start Raw records
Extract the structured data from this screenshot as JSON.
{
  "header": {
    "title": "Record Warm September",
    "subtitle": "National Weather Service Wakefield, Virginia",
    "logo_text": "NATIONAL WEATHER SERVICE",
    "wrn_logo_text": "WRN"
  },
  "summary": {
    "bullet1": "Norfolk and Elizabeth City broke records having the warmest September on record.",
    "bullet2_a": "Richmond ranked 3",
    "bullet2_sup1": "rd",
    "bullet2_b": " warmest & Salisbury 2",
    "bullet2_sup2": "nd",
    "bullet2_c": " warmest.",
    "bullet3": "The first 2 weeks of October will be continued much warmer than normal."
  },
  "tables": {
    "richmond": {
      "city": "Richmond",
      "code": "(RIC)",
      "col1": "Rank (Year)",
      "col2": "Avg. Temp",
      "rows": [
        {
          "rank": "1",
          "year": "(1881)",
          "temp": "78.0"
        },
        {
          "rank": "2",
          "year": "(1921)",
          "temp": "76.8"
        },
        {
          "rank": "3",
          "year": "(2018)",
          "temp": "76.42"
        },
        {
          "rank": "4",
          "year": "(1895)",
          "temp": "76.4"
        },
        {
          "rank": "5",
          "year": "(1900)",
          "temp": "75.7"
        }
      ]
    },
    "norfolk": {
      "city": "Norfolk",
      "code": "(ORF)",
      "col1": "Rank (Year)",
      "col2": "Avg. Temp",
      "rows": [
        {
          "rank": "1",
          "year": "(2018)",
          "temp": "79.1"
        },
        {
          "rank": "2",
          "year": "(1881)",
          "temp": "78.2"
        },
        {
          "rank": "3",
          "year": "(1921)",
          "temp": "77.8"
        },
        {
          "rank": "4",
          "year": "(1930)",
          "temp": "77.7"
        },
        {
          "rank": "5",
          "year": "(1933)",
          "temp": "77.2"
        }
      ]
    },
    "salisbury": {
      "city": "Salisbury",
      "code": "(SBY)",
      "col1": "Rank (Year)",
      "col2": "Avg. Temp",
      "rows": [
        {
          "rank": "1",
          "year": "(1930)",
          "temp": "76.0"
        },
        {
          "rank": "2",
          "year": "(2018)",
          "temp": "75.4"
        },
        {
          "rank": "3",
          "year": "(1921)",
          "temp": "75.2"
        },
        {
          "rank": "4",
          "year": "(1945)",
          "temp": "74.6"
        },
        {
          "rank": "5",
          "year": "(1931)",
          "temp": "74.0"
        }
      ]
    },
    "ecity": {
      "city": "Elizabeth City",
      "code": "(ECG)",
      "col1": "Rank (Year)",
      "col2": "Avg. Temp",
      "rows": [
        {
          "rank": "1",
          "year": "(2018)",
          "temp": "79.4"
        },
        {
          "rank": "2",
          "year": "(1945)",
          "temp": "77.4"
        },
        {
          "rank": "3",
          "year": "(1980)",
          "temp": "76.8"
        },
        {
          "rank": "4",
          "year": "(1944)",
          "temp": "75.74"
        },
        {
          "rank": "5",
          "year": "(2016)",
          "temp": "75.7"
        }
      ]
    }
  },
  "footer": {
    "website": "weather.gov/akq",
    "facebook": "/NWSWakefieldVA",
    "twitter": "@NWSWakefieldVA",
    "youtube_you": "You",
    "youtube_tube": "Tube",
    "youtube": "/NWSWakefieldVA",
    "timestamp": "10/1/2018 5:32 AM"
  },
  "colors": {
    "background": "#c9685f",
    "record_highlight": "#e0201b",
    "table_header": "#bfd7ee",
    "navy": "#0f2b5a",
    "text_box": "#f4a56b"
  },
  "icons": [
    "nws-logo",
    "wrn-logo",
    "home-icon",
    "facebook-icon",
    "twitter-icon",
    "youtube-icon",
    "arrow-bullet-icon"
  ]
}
end Raw records
What is the number of lines in the records that contain "twitter"? Give that number only.

2